───── Material to process

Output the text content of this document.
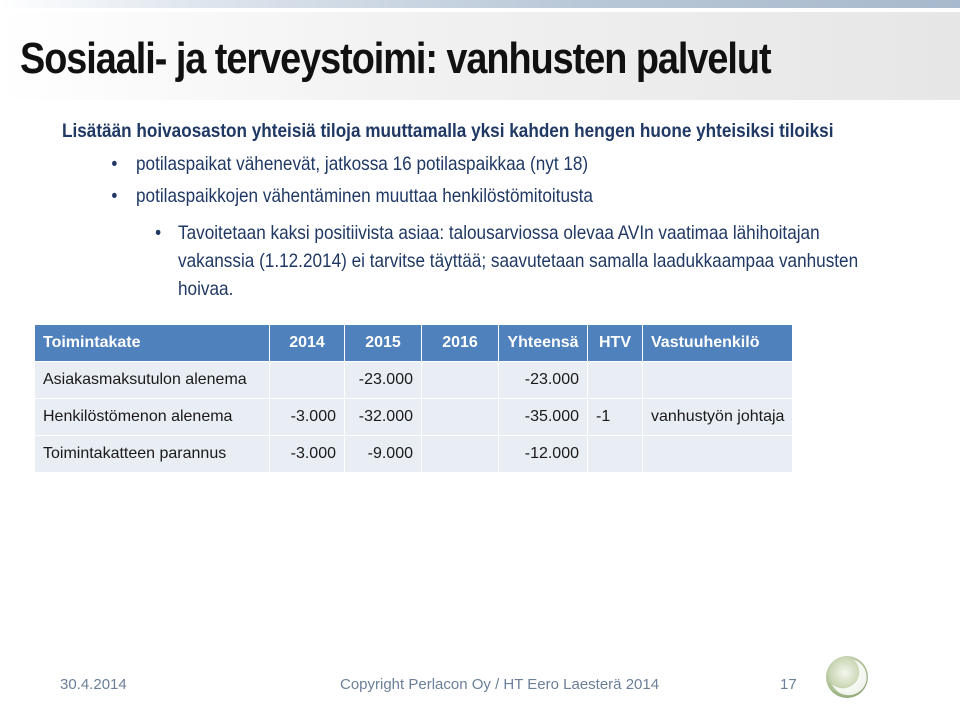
Sosiaali- ja terveystoimi: vanhusten palvelut
Lisätään hoivaosaston yhteisiä tiloja muuttamalla yksi kahden hengen huone yhteisiksi tiloiksi
• potilaspaikat vähenevät, jatkossa 16 potilaspaikkaa (nyt 18)
• potilaspaikkojen vähentäminen muuttaa henkilöstömitoitusta
• Tavoitetaan kaksi positiivista asiaa: talousarviossa olevaa AVIn vaatimaa lähihoitajan vakanssia (1.12.2014) ei tarvitse täyttää; saavutetaan samalla laadukkaampaa vanhusten hoivaa.
Toimintakate	2014	2015	2016	Yhteensä	HTV	Vastuuhenkilö
Asiakasmaksutulon alenema		-23.000		-23.000		
Henkilöstömenon alenema	-3.000	-32.000		-35.000	-1	vanhustyön johtaja
Toimintakatteen parannus	-3.000	-9.000		-12.000		
30.4.2014	Copyright Perlacon Oy / HT Eero Laesterä 2014	17
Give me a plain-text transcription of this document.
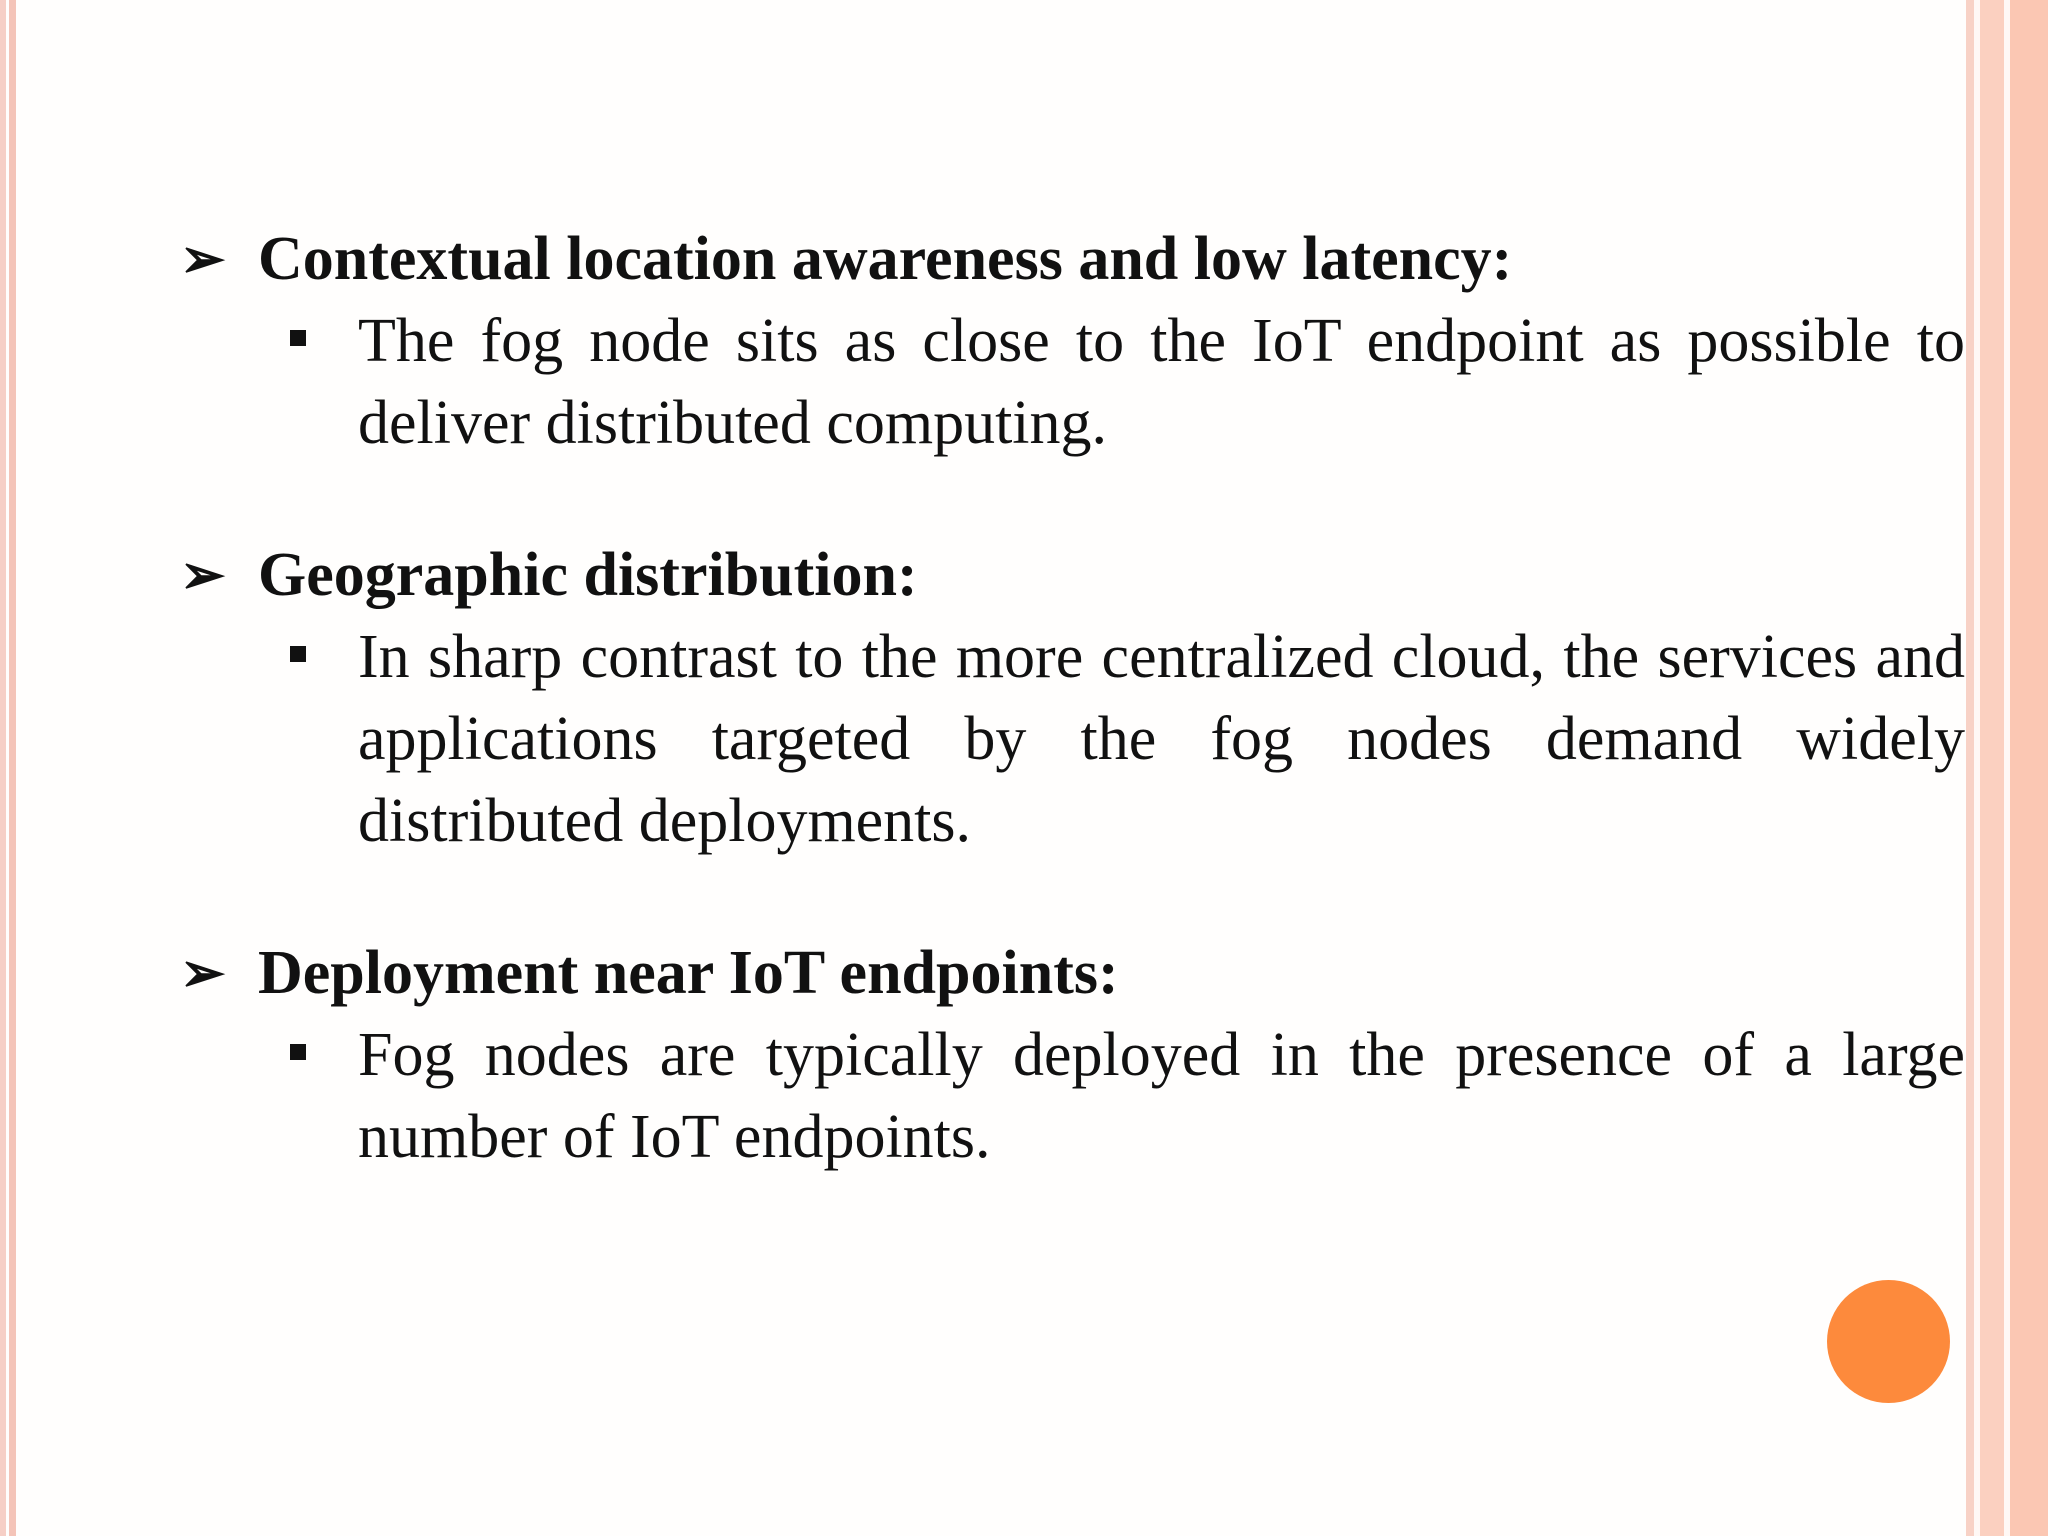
➢ Contextual location awareness and low latency:
The fog node sits as close to the IoT endpoint as possible to deliver distributed computing.
➢ Geographic distribution:
In sharp contrast to the more centralized cloud, the services and applications targeted by the fog nodes demand widely distributed deployments.
➢ Deployment near IoT endpoints:
Fog nodes are typically deployed in the presence of a large number of IoT endpoints.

──────────

Your objective: Pull out every line holding "distributed" from the records above, and copy it.

Task output:
The fog node sits as close to the IoT endpoint as possible to deliver distributed computing.
In sharp contrast to the more centralized cloud, the services and applications targeted by the fog nodes demand widely distributed deployments.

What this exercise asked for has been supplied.